• [Provided data]:

+ + + + + + +

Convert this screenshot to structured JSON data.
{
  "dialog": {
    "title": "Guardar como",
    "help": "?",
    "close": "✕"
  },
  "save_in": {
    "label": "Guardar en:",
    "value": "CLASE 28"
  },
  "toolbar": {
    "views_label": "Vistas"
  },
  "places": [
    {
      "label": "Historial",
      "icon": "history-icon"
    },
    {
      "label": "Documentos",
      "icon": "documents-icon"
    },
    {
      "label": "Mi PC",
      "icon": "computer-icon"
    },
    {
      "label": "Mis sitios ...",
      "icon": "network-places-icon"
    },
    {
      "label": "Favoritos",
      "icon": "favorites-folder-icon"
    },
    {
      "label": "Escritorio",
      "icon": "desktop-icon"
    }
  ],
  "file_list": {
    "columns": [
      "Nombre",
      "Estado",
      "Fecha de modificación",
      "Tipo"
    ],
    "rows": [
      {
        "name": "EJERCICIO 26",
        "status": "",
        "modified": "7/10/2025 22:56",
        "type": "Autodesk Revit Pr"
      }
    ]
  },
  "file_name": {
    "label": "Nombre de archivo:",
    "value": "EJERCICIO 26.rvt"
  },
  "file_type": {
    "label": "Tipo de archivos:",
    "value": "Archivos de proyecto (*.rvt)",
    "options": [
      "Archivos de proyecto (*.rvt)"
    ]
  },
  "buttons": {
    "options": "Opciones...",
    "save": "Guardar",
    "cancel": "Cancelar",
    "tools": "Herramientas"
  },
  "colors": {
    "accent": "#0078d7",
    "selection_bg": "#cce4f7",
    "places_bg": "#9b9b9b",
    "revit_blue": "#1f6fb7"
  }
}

+ + + + + + +

• [Task statement]: Locate the lines above that hold the word "proyecto". Show every one of them.

• [The solution]:
    "value": "Archivos de proyecto (*.rvt)",
      "Archivos de proyecto (*.rvt)"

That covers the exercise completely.